_Figure content listings_:

---------------

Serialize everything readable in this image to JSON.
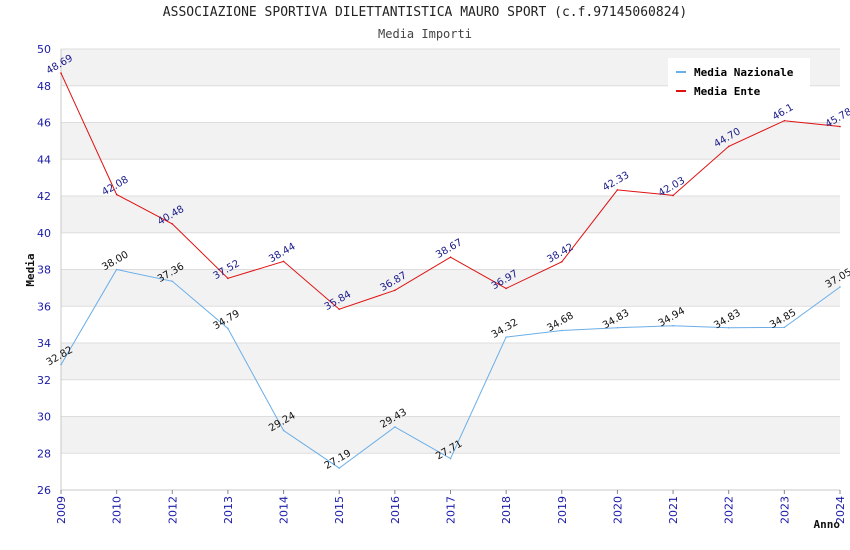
{
  "chart_data": {
    "type": "line",
    "title": "ASSOCIAZIONE SPORTIVA DILETTANTISTICA MAURO SPORT (c.f.97145060824)",
    "subtitle": "Media Importi",
    "xlabel": "Anno",
    "ylabel": "Media",
    "ylim": [
      26,
      50
    ],
    "yticks": [
      26,
      28,
      30,
      32,
      34,
      36,
      38,
      40,
      42,
      44,
      46,
      48,
      50
    ],
    "categories": [
      "2009",
      "2010",
      "2012",
      "2013",
      "2014",
      "2015",
      "2016",
      "2017",
      "2018",
      "2019",
      "2020",
      "2021",
      "2022",
      "2023",
      "2024"
    ],
    "series": [
      {
        "name": "Media Nazionale",
        "color": "#6aaee8",
        "label_color": "#111111",
        "values": [
          32.82,
          38.0,
          37.36,
          34.79,
          29.24,
          27.19,
          29.43,
          27.71,
          34.32,
          34.68,
          34.83,
          34.94,
          34.83,
          34.85,
          37.05
        ],
        "labels": [
          "32.82",
          "38.00",
          "37.36",
          "34.79",
          "29.24",
          "27.19",
          "29.43",
          "27.71",
          "34.32",
          "34.68",
          "34.83",
          "34.94",
          "34.83",
          "34.85",
          "37.05"
        ]
      },
      {
        "name": "Media Ente",
        "color": "#e01010",
        "label_color": "#1a1a8a",
        "values": [
          48.69,
          42.08,
          40.48,
          37.52,
          38.44,
          35.84,
          36.87,
          38.67,
          36.97,
          38.42,
          42.33,
          42.03,
          44.7,
          46.1,
          45.78
        ],
        "labels": [
          "48.69",
          "42.08",
          "40.48",
          "37.52",
          "38.44",
          "35.84",
          "36.87",
          "38.67",
          "36.97",
          "38.42",
          "42.33",
          "42.03",
          "44.70",
          "46.1",
          "45.78"
        ]
      }
    ],
    "grid": true,
    "legend_position": "top-right"
  }
}
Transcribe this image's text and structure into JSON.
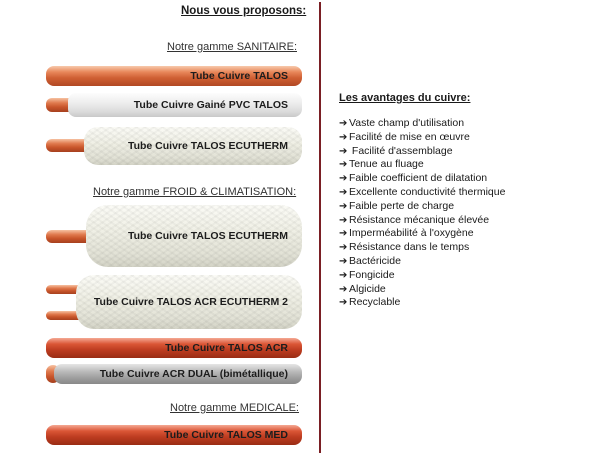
{
  "heading": "Nous vous proposons:",
  "sections": {
    "sanitaire": "Notre gamme SANITAIRE:",
    "froid": "Notre gamme FROID & CLIMATISATION:",
    "medicale": "Notre gamme MEDICALE:"
  },
  "products": [
    "Tube Cuivre TALOS",
    "Tube Cuivre Gainé PVC TALOS",
    "Tube Cuivre TALOS ECUTHERM",
    "Tube Cuivre TALOS ECUTHERM",
    "Tube Cuivre TALOS ACR ECUTHERM 2",
    "Tube Cuivre TALOS ACR",
    "Tube Cuivre ACR DUAL (bimétallique)",
    "Tube Cuivre TALOS MED"
  ],
  "advantages": {
    "title": "Les avantages du cuivre:",
    "items": [
      "Vaste champ d'utilisation",
      "Facilité de mise en œuvre",
      " Facilité d'assemblage",
      "Tenue au fluage",
      "Faible coefficient de dilatation",
      "Excellente conductivité thermique",
      "Faible perte de charge",
      "Résistance mécanique élevée",
      "Imperméabilité à l'oxygène",
      "Résistance dans le temps",
      "Bactéricide",
      "Fongicide",
      "Algicide",
      "Recyclable"
    ]
  },
  "colors": {
    "divider": "#7a1f24",
    "copper": "#cf5f33",
    "foam": "#f0f0e6"
  }
}
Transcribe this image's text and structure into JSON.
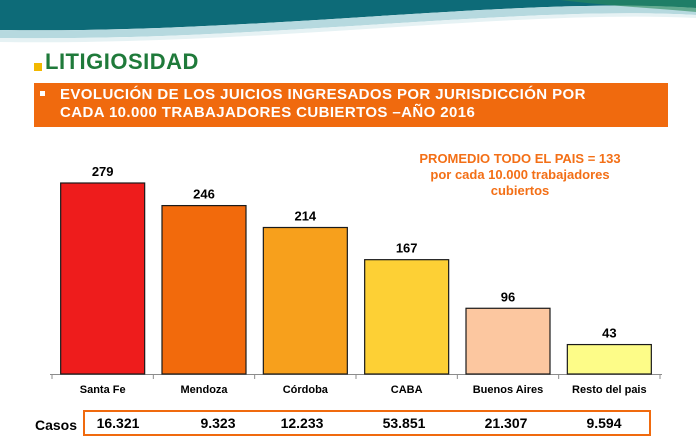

---------------

_Work required_:
Determine how many lines of the listing above include the word "Media", and report that number only.

_Completed task_:
4